● TASK:
Show each line that has the string "name" in it.
— Begin DATASET EXTRACT —
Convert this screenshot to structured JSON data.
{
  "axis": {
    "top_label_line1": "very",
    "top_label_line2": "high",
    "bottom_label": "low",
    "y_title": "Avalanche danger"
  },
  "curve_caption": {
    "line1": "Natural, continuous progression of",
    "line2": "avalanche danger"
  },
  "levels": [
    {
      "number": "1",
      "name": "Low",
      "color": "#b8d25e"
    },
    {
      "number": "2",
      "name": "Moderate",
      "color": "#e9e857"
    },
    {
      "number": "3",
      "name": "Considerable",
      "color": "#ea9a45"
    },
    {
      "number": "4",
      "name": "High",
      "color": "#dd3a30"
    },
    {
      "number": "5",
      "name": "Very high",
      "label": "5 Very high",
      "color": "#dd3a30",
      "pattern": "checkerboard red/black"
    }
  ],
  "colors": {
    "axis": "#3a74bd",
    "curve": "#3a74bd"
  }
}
— End DATASET EXTRACT —
— Begin DATASET EXTRACT —
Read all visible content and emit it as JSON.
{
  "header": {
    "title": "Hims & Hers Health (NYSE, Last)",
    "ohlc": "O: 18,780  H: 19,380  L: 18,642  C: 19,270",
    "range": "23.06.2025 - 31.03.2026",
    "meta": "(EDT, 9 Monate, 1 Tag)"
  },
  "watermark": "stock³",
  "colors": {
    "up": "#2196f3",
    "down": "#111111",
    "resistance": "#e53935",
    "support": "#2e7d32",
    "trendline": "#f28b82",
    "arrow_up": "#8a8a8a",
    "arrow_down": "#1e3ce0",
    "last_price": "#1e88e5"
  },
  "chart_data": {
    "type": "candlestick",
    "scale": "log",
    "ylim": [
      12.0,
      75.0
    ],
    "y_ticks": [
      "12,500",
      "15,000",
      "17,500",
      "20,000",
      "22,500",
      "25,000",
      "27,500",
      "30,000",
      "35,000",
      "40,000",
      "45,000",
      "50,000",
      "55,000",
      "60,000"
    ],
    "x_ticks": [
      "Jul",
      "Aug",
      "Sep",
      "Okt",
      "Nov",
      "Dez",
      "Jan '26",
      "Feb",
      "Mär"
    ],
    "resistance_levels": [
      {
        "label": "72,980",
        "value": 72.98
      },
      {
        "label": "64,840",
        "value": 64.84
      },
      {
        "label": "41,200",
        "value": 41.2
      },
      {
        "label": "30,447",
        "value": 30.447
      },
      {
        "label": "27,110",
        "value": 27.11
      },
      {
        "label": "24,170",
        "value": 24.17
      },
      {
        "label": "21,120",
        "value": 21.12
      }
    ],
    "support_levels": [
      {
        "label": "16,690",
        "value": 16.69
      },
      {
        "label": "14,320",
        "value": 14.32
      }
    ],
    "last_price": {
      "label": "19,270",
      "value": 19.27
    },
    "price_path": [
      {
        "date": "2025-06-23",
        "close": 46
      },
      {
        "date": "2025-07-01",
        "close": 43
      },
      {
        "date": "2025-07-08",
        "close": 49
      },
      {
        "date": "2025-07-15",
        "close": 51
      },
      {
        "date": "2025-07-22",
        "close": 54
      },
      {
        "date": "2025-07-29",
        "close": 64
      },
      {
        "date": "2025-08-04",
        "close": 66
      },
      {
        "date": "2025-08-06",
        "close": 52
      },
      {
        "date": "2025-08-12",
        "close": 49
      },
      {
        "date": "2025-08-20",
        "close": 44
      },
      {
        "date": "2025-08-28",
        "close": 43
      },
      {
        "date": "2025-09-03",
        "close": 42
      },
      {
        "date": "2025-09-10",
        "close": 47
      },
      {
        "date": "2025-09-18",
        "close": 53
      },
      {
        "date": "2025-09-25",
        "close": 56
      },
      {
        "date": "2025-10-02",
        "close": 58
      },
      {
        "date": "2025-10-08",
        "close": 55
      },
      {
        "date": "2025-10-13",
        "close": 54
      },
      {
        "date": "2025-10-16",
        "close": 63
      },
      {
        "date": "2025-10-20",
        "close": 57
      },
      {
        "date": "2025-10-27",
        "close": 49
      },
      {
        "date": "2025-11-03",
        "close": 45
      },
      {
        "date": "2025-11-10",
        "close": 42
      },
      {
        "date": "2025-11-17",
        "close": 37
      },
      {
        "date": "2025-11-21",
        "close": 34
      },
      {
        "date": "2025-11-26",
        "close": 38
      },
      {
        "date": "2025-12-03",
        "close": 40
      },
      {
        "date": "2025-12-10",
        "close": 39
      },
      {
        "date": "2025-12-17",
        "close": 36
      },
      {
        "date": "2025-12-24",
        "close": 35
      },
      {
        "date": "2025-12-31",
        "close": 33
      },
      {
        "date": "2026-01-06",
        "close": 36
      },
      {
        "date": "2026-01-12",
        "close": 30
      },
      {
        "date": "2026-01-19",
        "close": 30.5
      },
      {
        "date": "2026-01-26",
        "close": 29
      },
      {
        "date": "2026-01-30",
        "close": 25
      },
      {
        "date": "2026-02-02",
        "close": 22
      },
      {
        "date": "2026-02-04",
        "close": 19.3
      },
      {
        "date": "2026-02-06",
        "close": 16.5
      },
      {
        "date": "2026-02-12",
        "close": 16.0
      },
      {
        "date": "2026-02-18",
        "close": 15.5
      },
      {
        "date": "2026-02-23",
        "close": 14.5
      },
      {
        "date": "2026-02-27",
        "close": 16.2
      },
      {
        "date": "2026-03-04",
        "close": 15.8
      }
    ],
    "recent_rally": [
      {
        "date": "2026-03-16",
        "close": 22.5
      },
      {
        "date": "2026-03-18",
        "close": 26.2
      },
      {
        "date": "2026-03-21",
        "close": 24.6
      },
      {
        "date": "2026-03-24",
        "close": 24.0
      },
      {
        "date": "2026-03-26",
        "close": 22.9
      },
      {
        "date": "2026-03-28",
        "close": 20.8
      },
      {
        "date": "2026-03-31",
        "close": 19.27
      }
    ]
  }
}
— End DATASET EXTRACT —
● EXERCISE SOLUTION:
      "name": "Low",
      "name": "Moderate",
      "name": "Considerable",
      "name": "High",
      "name": "Very high",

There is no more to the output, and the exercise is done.